Records
-=-=-
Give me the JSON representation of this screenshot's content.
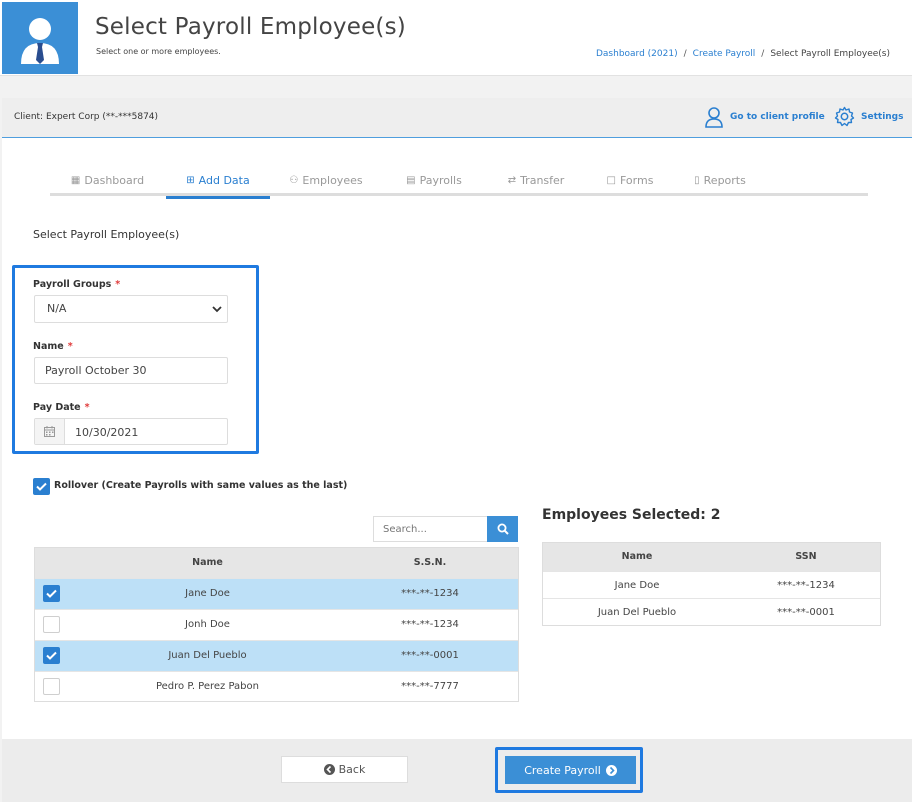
{
  "header": {
    "title": "Select Payroll Employee(s)",
    "subtitle": "Select one or more employees.",
    "breadcrumb": [
      {
        "label": "Dashboard (2021)",
        "link": true
      },
      {
        "label": "Create Payroll",
        "link": true
      },
      {
        "label": "Select Payroll Employee(s)",
        "link": false
      }
    ],
    "breadcrumb_sep": "/"
  },
  "client_bar": {
    "client_label": "Client: Expert Corp (**-***5874)",
    "profile_label": "Go to client profile",
    "settings_label": "Settings"
  },
  "tabs": [
    {
      "label": "Dashboard",
      "icon": "grid-icon",
      "active": false
    },
    {
      "label": "Add Data",
      "icon": "plus-square-icon",
      "active": true
    },
    {
      "label": "Employees",
      "icon": "users-icon",
      "active": false
    },
    {
      "label": "Payrolls",
      "icon": "money-icon",
      "active": false
    },
    {
      "label": "Transfer",
      "icon": "exchange-icon",
      "active": false
    },
    {
      "label": "Forms",
      "icon": "file-icon",
      "active": false
    },
    {
      "label": "Reports",
      "icon": "clipboard-icon",
      "active": false
    }
  ],
  "form": {
    "section_title": "Select Payroll Employee(s)",
    "payroll_groups_label": "Payroll Groups",
    "payroll_groups_value": "N/A",
    "name_label": "Name",
    "name_value": "Payroll October 30",
    "pay_date_label": "Pay Date",
    "pay_date_value": "10/30/2021",
    "required_mark": "*",
    "rollover_label": "Rollover (Create Payrolls with same values as the last)",
    "rollover_checked": true
  },
  "search": {
    "placeholder": "Search..."
  },
  "employees_table": {
    "columns": [
      "Name",
      "S.S.N."
    ],
    "rows": [
      {
        "name": "Jane Doe",
        "ssn": "***-**-1234",
        "checked": true
      },
      {
        "name": "Jonh Doe",
        "ssn": "***-**-1234",
        "checked": false
      },
      {
        "name": "Juan Del Pueblo",
        "ssn": "***-**-0001",
        "checked": true
      },
      {
        "name": "Pedro P. Perez Pabon",
        "ssn": "***-**-7777",
        "checked": false
      }
    ]
  },
  "selected": {
    "title": "Employees Selected: 2",
    "columns": [
      "Name",
      "SSN"
    ],
    "rows": [
      {
        "name": "Jane Doe",
        "ssn": "***-**-1234"
      },
      {
        "name": "Juan Del Pueblo",
        "ssn": "***-**-0001"
      }
    ]
  },
  "footer": {
    "back_label": "Back",
    "create_label": "Create Payroll"
  },
  "colors": {
    "accent": "#2a7fd0",
    "highlight_outline": "#1f7ae0",
    "selected_row": "#bde0f7"
  }
}
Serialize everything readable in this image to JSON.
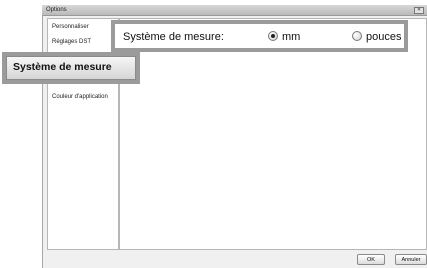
{
  "window": {
    "title": "Options"
  },
  "sidebar": {
    "items": [
      {
        "label": "Personnaliser"
      },
      {
        "label": "Réglages DST"
      },
      {
        "label": "Système de mesure",
        "selected": true
      },
      {
        "label": "Couleur d'application"
      }
    ]
  },
  "measure": {
    "label": "Système de mesure:",
    "options": [
      {
        "label": "mm",
        "selected": true
      },
      {
        "label": "pouces",
        "selected": false
      }
    ]
  },
  "buttons": {
    "ok": "OK",
    "cancel": "Annuler"
  },
  "icons": {
    "close": "close-icon"
  }
}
-=-=-
List every line above that holds the word "this".

Give me the JSON representation of this screenshot's content.
Serialize everything readable in this image to JSON.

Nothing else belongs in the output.